◆ Brief ◆
Exactly reproduce each record listed below.

◆ Saved entries ◆
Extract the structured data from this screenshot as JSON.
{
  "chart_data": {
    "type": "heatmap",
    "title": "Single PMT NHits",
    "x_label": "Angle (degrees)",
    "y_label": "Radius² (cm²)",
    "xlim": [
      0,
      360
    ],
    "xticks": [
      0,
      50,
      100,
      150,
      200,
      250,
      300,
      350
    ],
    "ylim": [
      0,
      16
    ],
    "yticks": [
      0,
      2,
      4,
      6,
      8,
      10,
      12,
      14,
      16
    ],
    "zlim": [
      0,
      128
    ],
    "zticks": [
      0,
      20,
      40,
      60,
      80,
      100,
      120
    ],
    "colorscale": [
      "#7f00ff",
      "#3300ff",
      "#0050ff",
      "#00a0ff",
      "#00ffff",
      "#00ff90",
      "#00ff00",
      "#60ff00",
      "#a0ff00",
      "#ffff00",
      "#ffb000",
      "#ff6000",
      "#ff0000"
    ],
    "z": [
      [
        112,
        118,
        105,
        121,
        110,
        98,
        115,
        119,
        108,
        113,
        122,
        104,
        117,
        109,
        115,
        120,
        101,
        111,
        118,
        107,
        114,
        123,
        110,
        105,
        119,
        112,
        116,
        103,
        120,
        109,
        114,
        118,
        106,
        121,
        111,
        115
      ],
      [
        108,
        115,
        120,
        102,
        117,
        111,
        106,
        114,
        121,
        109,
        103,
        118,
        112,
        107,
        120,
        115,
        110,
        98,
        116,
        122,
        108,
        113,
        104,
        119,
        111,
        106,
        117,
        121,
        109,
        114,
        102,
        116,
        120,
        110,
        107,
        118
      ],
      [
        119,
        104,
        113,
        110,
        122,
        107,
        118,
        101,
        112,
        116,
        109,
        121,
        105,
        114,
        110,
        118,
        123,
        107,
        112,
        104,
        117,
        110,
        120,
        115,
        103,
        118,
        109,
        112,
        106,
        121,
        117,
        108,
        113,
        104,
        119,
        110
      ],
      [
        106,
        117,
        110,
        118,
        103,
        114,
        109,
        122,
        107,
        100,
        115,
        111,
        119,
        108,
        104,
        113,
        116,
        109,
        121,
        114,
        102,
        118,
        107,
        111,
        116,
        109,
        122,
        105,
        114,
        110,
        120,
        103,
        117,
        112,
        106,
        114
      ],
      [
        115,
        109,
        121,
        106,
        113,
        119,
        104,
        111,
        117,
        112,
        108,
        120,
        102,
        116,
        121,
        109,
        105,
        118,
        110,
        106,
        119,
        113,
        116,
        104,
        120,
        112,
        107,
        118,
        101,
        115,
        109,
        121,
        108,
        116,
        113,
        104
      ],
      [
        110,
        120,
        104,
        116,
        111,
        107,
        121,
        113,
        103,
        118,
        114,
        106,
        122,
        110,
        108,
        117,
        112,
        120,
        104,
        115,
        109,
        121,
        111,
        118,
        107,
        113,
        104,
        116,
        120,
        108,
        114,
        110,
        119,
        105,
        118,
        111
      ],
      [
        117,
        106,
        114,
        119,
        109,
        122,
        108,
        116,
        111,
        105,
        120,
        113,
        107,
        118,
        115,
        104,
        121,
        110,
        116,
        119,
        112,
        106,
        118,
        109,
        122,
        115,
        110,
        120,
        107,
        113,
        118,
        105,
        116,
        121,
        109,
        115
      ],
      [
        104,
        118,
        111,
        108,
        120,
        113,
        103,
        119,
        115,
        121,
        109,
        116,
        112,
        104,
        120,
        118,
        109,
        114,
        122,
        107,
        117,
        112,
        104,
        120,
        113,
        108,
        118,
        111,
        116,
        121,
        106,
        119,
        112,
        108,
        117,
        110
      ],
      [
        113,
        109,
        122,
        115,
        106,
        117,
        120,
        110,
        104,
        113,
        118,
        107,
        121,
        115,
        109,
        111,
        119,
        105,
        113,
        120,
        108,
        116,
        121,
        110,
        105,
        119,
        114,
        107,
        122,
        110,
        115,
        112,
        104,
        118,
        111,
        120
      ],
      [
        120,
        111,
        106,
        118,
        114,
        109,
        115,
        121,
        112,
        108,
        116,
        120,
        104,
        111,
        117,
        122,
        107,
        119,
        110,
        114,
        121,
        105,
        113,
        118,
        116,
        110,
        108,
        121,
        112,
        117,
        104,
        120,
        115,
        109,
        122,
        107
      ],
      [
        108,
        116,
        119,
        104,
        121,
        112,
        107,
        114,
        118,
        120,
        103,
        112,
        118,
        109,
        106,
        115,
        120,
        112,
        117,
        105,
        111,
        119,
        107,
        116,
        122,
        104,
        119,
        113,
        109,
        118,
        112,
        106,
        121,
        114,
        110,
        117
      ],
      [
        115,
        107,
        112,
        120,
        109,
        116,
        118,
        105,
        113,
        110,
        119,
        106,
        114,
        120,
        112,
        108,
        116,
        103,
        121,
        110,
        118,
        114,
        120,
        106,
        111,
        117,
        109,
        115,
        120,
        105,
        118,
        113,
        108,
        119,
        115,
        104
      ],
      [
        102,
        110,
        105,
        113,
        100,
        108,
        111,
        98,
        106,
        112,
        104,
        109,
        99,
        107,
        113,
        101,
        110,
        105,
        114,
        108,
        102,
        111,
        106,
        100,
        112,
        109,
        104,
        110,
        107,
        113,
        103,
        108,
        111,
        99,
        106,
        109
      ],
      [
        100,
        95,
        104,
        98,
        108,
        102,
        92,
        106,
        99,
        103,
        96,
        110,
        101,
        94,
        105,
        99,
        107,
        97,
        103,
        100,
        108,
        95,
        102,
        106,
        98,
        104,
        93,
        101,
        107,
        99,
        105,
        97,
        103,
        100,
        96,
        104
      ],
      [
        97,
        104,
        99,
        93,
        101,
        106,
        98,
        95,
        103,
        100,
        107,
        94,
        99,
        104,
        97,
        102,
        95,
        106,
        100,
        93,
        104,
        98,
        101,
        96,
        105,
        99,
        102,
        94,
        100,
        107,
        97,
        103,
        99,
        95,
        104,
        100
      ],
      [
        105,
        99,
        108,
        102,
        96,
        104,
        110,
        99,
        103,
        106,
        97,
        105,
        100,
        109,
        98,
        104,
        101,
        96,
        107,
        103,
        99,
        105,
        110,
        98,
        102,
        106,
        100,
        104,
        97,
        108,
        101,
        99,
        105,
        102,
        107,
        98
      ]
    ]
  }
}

◆ Full solution ◆
Extract the structured data from this screenshot as JSON.
{
  "chart_data": {
    "type": "heatmap",
    "title": "Single PMT NHits",
    "x_label": "Angle (degrees)",
    "y_label": "Radius² (cm²)",
    "xlim": [
      0,
      360
    ],
    "xticks": [
      0,
      50,
      100,
      150,
      200,
      250,
      300,
      350
    ],
    "ylim": [
      0,
      16
    ],
    "yticks": [
      0,
      2,
      4,
      6,
      8,
      10,
      12,
      14,
      16
    ],
    "zlim": [
      0,
      128
    ],
    "zticks": [
      0,
      20,
      40,
      60,
      80,
      100,
      120
    ],
    "colorscale": [
      "#7f00ff",
      "#3300ff",
      "#0050ff",
      "#00a0ff",
      "#00ffff",
      "#00ff90",
      "#00ff00",
      "#60ff00",
      "#a0ff00",
      "#ffff00",
      "#ffb000",
      "#ff6000",
      "#ff0000"
    ],
    "z": [
      [
        112,
        118,
        105,
        121,
        110,
        98,
        115,
        119,
        108,
        113,
        122,
        104,
        117,
        109,
        115,
        120,
        101,
        111,
        118,
        107,
        114,
        123,
        110,
        105,
        119,
        112,
        116,
        103,
        120,
        109,
        114,
        118,
        106,
        121,
        111,
        115
      ],
      [
        108,
        115,
        120,
        102,
        117,
        111,
        106,
        114,
        121,
        109,
        103,
        118,
        112,
        107,
        120,
        115,
        110,
        98,
        116,
        122,
        108,
        113,
        104,
        119,
        111,
        106,
        117,
        121,
        109,
        114,
        102,
        116,
        120,
        110,
        107,
        118
      ],
      [
        119,
        104,
        113,
        110,
        122,
        107,
        118,
        101,
        112,
        116,
        109,
        121,
        105,
        114,
        110,
        118,
        123,
        107,
        112,
        104,
        117,
        110,
        120,
        115,
        103,
        118,
        109,
        112,
        106,
        121,
        117,
        108,
        113,
        104,
        119,
        110
      ],
      [
        106,
        117,
        110,
        118,
        103,
        114,
        109,
        122,
        107,
        100,
        115,
        111,
        119,
        108,
        104,
        113,
        116,
        109,
        121,
        114,
        102,
        118,
        107,
        111,
        116,
        109,
        122,
        105,
        114,
        110,
        120,
        103,
        117,
        112,
        106,
        114
      ],
      [
        115,
        109,
        121,
        106,
        113,
        119,
        104,
        111,
        117,
        112,
        108,
        120,
        102,
        116,
        121,
        109,
        105,
        118,
        110,
        106,
        119,
        113,
        116,
        104,
        120,
        112,
        107,
        118,
        101,
        115,
        109,
        121,
        108,
        116,
        113,
        104
      ],
      [
        110,
        120,
        104,
        116,
        111,
        107,
        121,
        113,
        103,
        118,
        114,
        106,
        122,
        110,
        108,
        117,
        112,
        120,
        104,
        115,
        109,
        121,
        111,
        118,
        107,
        113,
        104,
        116,
        120,
        108,
        114,
        110,
        119,
        105,
        118,
        111
      ],
      [
        117,
        106,
        114,
        119,
        109,
        122,
        108,
        116,
        111,
        105,
        120,
        113,
        107,
        118,
        115,
        104,
        121,
        110,
        116,
        119,
        112,
        106,
        118,
        109,
        122,
        115,
        110,
        120,
        107,
        113,
        118,
        105,
        116,
        121,
        109,
        115
      ],
      [
        104,
        118,
        111,
        108,
        120,
        113,
        103,
        119,
        115,
        121,
        109,
        116,
        112,
        104,
        120,
        118,
        109,
        114,
        122,
        107,
        117,
        112,
        104,
        120,
        113,
        108,
        118,
        111,
        116,
        121,
        106,
        119,
        112,
        108,
        117,
        110
      ],
      [
        113,
        109,
        122,
        115,
        106,
        117,
        120,
        110,
        104,
        113,
        118,
        107,
        121,
        115,
        109,
        111,
        119,
        105,
        113,
        120,
        108,
        116,
        121,
        110,
        105,
        119,
        114,
        107,
        122,
        110,
        115,
        112,
        104,
        118,
        111,
        120
      ],
      [
        120,
        111,
        106,
        118,
        114,
        109,
        115,
        121,
        112,
        108,
        116,
        120,
        104,
        111,
        117,
        122,
        107,
        119,
        110,
        114,
        121,
        105,
        113,
        118,
        116,
        110,
        108,
        121,
        112,
        117,
        104,
        120,
        115,
        109,
        122,
        107
      ],
      [
        108,
        116,
        119,
        104,
        121,
        112,
        107,
        114,
        118,
        120,
        103,
        112,
        118,
        109,
        106,
        115,
        120,
        112,
        117,
        105,
        111,
        119,
        107,
        116,
        122,
        104,
        119,
        113,
        109,
        118,
        112,
        106,
        121,
        114,
        110,
        117
      ],
      [
        115,
        107,
        112,
        120,
        109,
        116,
        118,
        105,
        113,
        110,
        119,
        106,
        114,
        120,
        112,
        108,
        116,
        103,
        121,
        110,
        118,
        114,
        120,
        106,
        111,
        117,
        109,
        115,
        120,
        105,
        118,
        113,
        108,
        119,
        115,
        104
      ],
      [
        102,
        110,
        105,
        113,
        100,
        108,
        111,
        98,
        106,
        112,
        104,
        109,
        99,
        107,
        113,
        101,
        110,
        105,
        114,
        108,
        102,
        111,
        106,
        100,
        112,
        109,
        104,
        110,
        107,
        113,
        103,
        108,
        111,
        99,
        106,
        109
      ],
      [
        100,
        95,
        104,
        98,
        108,
        102,
        92,
        106,
        99,
        103,
        96,
        110,
        101,
        94,
        105,
        99,
        107,
        97,
        103,
        100,
        108,
        95,
        102,
        106,
        98,
        104,
        93,
        101,
        107,
        99,
        105,
        97,
        103,
        100,
        96,
        104
      ],
      [
        97,
        104,
        99,
        93,
        101,
        106,
        98,
        95,
        103,
        100,
        107,
        94,
        99,
        104,
        97,
        102,
        95,
        106,
        100,
        93,
        104,
        98,
        101,
        96,
        105,
        99,
        102,
        94,
        100,
        107,
        97,
        103,
        99,
        95,
        104,
        100
      ],
      [
        105,
        99,
        108,
        102,
        96,
        104,
        110,
        99,
        103,
        106,
        97,
        105,
        100,
        109,
        98,
        104,
        101,
        96,
        107,
        103,
        99,
        105,
        110,
        98,
        102,
        106,
        100,
        104,
        97,
        108,
        101,
        99,
        105,
        102,
        107,
        98
      ]
    ]
  }
}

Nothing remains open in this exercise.